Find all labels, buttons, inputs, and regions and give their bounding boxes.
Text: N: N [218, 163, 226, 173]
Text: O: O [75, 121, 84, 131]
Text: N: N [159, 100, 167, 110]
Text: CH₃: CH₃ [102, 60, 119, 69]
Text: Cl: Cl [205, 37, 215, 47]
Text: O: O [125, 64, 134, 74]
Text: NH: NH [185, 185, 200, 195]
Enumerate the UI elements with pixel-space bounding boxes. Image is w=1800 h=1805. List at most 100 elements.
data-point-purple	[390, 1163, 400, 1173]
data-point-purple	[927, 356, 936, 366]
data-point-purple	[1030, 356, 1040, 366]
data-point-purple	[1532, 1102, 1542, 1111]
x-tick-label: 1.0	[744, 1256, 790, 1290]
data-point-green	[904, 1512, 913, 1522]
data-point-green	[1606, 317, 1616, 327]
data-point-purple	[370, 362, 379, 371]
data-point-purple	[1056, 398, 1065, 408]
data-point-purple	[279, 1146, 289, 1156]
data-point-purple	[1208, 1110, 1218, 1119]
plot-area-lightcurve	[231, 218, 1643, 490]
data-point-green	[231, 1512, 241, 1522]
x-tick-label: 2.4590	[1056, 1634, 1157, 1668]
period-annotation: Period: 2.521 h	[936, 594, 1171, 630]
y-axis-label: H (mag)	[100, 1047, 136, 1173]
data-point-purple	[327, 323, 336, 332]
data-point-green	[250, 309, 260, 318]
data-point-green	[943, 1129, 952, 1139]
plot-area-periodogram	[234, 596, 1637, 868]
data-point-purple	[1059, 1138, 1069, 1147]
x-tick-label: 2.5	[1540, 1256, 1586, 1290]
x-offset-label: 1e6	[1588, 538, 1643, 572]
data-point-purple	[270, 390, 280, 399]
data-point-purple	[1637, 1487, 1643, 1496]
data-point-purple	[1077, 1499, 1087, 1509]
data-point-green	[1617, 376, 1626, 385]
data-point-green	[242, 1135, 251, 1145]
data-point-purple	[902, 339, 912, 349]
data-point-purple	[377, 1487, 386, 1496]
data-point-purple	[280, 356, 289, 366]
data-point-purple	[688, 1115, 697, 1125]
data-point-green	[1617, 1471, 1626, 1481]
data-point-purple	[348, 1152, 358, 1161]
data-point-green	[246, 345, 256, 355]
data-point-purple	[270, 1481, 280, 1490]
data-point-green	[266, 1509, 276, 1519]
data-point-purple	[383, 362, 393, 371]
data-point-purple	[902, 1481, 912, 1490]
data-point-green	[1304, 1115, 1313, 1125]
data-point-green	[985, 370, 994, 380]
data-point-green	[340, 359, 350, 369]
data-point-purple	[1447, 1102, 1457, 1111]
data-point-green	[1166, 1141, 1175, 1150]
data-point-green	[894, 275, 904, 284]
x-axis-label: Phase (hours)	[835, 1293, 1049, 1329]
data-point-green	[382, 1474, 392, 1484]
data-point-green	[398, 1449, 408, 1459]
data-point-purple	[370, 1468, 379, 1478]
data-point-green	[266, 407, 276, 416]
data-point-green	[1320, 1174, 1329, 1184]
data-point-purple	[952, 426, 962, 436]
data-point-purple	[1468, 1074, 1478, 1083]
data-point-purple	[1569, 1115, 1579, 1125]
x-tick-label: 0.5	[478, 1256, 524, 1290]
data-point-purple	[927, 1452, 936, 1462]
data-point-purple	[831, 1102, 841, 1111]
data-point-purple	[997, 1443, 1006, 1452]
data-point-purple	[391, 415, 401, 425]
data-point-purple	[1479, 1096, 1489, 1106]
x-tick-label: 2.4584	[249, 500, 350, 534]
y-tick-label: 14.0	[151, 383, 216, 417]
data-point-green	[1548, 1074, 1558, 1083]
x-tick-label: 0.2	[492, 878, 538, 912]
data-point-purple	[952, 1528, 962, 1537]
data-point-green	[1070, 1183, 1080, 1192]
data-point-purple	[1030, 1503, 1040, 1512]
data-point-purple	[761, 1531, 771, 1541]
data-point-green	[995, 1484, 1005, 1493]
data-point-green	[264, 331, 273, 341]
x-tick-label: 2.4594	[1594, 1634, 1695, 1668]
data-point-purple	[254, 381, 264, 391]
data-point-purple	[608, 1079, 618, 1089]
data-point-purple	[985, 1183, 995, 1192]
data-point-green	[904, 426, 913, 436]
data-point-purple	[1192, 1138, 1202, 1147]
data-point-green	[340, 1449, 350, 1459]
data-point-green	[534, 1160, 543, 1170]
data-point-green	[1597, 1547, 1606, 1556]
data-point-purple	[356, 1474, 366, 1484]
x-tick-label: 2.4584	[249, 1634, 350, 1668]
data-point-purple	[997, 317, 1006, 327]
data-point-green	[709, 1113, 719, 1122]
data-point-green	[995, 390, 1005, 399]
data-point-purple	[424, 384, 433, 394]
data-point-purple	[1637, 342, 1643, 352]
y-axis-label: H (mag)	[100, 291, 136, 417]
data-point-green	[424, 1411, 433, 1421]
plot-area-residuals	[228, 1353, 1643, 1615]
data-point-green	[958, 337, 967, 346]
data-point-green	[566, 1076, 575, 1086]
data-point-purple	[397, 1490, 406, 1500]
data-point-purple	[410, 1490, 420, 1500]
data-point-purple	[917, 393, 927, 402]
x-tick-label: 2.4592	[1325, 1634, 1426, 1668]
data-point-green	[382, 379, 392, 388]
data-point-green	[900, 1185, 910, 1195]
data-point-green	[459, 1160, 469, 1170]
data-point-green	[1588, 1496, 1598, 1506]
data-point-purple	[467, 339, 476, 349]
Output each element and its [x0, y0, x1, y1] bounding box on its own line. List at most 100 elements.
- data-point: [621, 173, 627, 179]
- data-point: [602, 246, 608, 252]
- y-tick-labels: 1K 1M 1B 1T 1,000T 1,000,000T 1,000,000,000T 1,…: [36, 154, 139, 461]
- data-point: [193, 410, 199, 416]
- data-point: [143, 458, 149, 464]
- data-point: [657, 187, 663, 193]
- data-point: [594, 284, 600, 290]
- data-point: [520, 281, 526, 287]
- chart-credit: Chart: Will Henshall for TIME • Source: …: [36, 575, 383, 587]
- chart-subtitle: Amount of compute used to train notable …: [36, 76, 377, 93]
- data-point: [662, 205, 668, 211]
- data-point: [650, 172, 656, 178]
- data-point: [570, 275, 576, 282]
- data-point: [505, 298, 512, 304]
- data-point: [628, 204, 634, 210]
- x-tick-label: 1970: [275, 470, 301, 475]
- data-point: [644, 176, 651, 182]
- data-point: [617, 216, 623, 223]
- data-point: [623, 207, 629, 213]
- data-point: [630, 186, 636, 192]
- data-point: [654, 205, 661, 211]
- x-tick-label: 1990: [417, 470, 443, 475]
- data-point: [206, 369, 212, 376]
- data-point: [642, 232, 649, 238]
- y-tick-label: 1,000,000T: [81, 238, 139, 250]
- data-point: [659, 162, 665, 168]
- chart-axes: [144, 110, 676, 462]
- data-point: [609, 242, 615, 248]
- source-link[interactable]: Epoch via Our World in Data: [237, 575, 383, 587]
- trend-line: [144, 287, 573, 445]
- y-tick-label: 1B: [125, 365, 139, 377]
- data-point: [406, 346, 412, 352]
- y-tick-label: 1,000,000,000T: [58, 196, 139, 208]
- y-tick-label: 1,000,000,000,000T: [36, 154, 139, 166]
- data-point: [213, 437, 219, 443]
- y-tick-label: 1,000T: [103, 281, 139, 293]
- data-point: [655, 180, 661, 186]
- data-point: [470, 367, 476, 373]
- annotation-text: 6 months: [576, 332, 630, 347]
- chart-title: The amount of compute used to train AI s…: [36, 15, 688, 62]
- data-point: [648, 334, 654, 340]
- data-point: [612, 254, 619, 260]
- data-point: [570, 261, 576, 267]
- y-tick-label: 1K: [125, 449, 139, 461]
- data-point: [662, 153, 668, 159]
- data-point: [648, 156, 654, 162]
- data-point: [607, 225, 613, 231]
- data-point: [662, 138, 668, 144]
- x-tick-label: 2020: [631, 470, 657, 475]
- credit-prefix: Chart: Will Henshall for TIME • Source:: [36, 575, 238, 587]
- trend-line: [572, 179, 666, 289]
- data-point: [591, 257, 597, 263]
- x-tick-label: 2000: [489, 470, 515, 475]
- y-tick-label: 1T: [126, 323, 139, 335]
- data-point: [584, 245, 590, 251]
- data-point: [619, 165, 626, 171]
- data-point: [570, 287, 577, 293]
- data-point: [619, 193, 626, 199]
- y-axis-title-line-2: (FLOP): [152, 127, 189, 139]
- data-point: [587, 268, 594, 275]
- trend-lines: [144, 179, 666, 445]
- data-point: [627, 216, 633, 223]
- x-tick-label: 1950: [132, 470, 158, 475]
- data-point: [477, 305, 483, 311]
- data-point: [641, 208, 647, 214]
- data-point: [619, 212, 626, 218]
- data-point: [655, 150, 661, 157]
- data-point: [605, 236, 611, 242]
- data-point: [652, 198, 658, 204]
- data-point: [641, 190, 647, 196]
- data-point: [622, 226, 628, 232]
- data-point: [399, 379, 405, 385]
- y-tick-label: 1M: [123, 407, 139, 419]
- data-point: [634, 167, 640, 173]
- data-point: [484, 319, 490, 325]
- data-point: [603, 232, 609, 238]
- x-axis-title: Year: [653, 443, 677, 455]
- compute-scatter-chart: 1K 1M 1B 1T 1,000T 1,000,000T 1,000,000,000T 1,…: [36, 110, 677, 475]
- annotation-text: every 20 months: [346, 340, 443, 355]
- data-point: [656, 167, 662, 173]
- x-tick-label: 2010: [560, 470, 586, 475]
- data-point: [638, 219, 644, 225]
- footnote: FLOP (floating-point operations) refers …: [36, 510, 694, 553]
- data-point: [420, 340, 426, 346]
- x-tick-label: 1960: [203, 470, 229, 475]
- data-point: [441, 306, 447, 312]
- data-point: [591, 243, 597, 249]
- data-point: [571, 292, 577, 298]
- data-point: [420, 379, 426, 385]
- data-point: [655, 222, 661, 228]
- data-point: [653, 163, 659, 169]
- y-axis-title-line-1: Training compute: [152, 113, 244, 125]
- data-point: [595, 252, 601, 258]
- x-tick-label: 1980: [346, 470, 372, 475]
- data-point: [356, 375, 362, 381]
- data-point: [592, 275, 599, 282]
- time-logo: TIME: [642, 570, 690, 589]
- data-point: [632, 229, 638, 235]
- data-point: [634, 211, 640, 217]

##############################

## Task to carry out:
Please retype the items without any change, from their first line through the line that contains "1102, 1542, 1111]", with both of those lines included.

## Result of the exercise:
Find all labels, buttons, inputs, and regions and give their bounding boxes.
Text: N: N [218, 163, 226, 173]
Text: O: O [75, 121, 84, 131]
Text: N: N [159, 100, 167, 110]
Text: CH₃: CH₃ [102, 60, 119, 69]
Text: Cl: Cl [205, 37, 215, 47]
Text: O: O [125, 64, 134, 74]
Text: NH: NH [185, 185, 200, 195]
Enumerate the UI elements with pixel-space bounding boxes. Image is w=1800 h=1805. List at most 100 elements.
data-point-purple	[390, 1163, 400, 1173]
data-point-purple	[927, 356, 936, 366]
data-point-purple	[1030, 356, 1040, 366]
data-point-purple	[1532, 1102, 1542, 1111]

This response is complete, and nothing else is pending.